▶ [Problem statement]: Copy each line below that includes "text".

=-=-=-=-=

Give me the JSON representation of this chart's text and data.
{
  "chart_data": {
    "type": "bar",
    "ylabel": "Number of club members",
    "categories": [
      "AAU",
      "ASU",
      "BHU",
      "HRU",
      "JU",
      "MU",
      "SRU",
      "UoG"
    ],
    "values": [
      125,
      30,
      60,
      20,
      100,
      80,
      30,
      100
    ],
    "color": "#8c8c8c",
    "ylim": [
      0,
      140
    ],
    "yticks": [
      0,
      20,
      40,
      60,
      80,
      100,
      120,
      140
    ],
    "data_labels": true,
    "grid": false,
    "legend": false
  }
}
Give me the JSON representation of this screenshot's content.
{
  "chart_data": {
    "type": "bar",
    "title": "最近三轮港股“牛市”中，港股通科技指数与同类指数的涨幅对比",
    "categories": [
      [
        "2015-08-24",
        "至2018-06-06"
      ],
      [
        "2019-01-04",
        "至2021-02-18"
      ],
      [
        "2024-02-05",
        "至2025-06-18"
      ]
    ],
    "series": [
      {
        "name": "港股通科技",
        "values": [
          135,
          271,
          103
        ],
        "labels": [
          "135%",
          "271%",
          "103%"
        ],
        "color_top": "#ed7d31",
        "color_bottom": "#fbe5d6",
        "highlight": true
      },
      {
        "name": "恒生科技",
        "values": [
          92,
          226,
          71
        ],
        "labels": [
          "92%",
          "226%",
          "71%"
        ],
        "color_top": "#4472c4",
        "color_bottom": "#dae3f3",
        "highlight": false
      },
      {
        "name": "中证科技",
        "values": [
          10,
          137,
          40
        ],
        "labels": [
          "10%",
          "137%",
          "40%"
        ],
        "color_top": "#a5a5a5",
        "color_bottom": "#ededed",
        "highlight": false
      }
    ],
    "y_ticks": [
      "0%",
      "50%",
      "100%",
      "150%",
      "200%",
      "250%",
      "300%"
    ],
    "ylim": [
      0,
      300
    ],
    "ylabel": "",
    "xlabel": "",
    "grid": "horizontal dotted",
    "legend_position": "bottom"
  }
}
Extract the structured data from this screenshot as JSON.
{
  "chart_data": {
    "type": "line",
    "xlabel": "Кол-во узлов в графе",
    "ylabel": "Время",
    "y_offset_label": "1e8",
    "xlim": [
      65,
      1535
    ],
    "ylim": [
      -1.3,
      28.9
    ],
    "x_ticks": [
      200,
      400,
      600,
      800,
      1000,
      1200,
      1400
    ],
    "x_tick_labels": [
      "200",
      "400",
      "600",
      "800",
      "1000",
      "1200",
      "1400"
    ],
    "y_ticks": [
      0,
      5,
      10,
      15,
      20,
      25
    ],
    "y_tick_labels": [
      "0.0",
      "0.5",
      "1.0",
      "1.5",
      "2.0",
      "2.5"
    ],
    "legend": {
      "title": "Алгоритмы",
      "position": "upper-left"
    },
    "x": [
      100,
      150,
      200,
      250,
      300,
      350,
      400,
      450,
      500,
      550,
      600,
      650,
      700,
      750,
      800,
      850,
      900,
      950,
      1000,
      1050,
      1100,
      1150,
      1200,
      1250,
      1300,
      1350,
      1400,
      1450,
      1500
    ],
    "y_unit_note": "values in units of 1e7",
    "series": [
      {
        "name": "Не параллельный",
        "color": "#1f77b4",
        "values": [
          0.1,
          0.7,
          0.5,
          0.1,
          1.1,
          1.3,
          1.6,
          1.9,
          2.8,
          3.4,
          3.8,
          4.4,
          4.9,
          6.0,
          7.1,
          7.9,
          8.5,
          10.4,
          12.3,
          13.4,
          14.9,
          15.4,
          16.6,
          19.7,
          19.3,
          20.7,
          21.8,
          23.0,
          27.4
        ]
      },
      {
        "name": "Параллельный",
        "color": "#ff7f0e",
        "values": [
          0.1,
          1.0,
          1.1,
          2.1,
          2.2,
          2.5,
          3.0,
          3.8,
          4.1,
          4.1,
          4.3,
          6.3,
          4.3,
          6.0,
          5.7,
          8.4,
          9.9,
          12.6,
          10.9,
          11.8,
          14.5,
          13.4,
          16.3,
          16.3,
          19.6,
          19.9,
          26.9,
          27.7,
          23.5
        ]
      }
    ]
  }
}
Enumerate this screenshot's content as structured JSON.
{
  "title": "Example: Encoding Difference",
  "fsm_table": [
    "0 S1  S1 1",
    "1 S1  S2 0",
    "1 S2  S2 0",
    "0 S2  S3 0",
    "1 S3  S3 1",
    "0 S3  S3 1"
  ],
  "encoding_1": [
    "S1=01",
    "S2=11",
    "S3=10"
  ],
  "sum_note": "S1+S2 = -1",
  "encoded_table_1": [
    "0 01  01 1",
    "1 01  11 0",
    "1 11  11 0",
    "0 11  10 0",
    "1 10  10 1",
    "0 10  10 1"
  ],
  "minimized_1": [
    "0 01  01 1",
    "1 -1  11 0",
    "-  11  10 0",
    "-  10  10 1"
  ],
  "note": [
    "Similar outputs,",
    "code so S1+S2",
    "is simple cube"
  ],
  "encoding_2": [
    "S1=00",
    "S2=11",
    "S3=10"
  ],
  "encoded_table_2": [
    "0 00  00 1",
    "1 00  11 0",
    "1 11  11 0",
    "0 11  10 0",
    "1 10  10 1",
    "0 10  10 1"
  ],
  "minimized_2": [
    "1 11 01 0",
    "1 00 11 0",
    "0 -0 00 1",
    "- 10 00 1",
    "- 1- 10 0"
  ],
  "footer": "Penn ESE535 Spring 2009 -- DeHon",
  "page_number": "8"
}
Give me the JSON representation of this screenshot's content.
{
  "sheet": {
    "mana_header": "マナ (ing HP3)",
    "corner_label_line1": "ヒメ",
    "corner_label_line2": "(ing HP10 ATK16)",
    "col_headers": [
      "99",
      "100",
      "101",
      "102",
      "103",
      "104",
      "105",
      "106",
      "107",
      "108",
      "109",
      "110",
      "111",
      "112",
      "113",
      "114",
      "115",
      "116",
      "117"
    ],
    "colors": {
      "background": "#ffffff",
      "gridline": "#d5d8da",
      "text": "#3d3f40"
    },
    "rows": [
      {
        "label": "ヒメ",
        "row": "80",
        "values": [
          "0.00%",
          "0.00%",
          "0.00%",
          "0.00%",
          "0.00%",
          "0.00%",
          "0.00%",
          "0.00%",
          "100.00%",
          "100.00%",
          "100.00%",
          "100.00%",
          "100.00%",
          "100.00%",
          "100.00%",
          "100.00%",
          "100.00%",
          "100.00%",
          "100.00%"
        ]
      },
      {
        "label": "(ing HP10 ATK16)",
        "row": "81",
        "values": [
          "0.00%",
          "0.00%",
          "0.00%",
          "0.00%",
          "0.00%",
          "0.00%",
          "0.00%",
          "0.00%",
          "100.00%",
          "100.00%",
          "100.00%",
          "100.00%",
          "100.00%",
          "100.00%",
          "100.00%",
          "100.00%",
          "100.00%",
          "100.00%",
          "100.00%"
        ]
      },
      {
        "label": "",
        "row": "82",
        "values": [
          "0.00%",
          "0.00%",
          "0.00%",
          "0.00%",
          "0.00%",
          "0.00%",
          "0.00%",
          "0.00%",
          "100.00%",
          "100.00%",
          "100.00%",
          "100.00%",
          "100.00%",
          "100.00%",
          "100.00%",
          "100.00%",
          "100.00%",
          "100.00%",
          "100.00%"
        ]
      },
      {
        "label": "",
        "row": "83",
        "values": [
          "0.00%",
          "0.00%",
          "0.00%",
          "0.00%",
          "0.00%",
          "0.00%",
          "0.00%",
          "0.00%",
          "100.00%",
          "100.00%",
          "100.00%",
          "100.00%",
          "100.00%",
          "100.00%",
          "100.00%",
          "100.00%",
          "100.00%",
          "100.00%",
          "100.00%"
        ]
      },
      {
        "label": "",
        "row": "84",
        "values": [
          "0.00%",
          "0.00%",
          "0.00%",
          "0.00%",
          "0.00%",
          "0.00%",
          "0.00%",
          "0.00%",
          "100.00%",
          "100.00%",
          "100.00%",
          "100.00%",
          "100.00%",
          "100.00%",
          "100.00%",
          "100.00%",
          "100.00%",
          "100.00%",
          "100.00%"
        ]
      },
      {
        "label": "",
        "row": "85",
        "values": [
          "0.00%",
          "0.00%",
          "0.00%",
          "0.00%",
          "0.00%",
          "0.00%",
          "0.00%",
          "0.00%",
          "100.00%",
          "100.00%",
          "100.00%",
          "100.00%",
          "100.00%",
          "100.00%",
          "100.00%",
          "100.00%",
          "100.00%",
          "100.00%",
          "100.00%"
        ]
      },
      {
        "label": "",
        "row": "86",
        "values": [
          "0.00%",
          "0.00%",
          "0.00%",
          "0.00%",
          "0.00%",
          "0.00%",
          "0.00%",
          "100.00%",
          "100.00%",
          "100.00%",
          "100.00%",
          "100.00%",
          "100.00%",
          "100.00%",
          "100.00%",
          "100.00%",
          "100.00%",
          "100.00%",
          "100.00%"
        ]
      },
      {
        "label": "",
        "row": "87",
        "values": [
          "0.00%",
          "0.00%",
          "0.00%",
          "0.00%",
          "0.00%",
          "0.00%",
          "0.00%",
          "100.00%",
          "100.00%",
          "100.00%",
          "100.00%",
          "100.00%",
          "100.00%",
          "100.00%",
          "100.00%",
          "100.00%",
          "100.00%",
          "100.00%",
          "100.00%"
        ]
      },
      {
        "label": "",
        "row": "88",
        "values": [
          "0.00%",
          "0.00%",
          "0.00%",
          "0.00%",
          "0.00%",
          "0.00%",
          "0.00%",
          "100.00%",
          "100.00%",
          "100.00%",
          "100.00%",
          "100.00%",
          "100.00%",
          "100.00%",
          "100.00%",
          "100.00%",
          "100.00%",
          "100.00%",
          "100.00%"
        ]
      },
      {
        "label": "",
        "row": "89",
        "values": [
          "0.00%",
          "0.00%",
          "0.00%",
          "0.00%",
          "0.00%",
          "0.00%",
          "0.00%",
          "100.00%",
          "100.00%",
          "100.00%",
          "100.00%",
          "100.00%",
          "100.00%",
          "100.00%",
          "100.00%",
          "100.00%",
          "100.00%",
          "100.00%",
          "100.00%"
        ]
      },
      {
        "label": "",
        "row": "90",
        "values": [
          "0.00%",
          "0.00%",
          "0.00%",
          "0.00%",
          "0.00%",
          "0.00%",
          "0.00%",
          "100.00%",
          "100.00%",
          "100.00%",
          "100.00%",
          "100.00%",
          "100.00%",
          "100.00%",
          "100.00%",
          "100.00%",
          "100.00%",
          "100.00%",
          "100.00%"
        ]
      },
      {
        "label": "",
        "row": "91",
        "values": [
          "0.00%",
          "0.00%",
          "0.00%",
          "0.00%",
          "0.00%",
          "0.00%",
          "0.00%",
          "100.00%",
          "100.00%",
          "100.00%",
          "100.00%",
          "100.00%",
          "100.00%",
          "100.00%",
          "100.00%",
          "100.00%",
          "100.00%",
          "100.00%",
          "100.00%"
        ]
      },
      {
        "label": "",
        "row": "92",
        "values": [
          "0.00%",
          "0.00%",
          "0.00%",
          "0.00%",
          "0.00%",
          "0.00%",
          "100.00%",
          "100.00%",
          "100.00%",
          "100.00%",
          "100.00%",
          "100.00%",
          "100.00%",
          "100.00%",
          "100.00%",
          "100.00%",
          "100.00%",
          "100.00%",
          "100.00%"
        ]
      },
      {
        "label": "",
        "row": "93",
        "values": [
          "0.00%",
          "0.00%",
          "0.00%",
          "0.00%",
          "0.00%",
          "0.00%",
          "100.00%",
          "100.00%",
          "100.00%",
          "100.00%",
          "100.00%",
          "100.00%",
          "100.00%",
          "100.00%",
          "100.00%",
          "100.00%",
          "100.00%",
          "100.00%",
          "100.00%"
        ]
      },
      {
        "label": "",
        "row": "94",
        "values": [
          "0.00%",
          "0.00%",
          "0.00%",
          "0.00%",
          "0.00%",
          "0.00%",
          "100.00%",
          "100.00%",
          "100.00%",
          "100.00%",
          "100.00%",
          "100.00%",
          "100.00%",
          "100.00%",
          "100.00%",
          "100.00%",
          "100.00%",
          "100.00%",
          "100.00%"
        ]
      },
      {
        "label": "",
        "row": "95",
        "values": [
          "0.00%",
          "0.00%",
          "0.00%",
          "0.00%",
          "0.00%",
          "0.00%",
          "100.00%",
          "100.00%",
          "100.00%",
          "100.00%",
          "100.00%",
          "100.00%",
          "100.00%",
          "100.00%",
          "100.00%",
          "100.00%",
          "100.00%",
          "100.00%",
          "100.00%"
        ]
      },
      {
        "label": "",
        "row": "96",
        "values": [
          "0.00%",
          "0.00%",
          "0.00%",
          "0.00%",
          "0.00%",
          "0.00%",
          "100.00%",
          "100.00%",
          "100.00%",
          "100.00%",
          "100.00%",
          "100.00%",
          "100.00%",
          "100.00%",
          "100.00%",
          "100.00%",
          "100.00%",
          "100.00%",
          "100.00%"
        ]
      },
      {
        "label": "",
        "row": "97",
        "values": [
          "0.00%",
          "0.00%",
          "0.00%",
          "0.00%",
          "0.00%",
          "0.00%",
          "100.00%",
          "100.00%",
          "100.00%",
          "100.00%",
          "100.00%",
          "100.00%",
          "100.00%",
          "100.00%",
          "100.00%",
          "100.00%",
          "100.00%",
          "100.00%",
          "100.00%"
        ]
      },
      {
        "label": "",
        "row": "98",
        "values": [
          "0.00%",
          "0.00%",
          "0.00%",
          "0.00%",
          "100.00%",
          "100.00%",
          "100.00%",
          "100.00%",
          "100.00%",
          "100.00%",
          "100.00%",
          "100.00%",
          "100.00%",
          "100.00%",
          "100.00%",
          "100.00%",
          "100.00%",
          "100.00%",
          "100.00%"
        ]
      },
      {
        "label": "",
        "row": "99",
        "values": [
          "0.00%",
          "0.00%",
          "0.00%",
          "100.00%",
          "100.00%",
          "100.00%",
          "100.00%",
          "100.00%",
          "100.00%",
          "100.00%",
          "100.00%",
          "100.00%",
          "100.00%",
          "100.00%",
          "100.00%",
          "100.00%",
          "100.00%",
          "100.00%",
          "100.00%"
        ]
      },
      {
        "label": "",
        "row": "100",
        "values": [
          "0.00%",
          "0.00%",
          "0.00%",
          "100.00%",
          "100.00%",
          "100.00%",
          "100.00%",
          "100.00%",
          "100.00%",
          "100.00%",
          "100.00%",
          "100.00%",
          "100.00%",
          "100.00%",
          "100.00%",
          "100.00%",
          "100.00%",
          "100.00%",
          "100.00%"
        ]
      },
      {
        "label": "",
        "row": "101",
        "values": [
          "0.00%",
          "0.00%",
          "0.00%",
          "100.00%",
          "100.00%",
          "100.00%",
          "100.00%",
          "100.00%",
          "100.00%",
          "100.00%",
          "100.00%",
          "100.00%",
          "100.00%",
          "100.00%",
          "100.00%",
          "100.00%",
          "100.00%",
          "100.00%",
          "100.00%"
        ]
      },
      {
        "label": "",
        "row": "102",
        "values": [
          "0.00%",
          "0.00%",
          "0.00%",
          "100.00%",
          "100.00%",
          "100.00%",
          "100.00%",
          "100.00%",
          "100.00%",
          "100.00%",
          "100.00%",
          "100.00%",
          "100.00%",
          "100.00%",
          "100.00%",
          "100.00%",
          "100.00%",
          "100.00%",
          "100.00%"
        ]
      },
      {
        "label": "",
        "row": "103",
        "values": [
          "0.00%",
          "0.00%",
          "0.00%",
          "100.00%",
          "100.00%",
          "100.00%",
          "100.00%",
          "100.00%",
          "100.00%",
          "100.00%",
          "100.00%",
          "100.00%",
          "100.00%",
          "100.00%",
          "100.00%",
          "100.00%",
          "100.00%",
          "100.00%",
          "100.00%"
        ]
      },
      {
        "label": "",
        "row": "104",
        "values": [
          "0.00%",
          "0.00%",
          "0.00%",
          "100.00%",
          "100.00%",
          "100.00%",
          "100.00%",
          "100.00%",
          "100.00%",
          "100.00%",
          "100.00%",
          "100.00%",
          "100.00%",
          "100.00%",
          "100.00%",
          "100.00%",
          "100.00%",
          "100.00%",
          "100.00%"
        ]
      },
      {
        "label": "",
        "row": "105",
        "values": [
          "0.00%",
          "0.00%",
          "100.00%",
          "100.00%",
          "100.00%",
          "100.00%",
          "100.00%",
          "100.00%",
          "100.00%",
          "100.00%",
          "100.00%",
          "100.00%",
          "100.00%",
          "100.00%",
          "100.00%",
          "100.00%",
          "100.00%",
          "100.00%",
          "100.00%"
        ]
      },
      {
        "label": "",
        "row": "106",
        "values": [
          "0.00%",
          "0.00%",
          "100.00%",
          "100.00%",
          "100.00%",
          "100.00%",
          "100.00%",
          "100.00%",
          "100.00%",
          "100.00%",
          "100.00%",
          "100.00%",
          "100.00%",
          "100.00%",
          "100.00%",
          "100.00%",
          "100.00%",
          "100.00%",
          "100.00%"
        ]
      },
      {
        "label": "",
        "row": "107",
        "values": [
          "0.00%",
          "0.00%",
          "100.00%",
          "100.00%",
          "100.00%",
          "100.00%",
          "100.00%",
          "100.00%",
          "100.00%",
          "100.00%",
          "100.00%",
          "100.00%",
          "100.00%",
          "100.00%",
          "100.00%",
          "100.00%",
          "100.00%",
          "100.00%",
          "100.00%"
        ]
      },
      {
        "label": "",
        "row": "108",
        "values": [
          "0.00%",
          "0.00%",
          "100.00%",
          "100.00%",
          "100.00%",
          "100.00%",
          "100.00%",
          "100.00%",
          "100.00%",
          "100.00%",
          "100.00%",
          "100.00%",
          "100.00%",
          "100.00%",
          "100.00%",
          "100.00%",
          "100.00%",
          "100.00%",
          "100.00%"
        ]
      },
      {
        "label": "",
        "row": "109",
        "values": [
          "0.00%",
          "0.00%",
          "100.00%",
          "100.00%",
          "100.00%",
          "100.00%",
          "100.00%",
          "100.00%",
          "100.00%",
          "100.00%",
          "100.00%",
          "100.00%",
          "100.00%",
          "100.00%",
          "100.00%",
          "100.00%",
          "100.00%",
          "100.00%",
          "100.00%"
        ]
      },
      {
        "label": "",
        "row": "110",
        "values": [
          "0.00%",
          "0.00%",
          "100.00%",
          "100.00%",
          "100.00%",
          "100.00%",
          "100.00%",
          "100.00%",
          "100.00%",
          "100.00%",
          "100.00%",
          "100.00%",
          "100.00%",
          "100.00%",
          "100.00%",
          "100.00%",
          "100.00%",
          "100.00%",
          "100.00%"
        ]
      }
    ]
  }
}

=-=-=-=-=

▶ [Result of the exercise]:
Give me the JSON representation of this chart's text and data.
      "text": "#3d3f40"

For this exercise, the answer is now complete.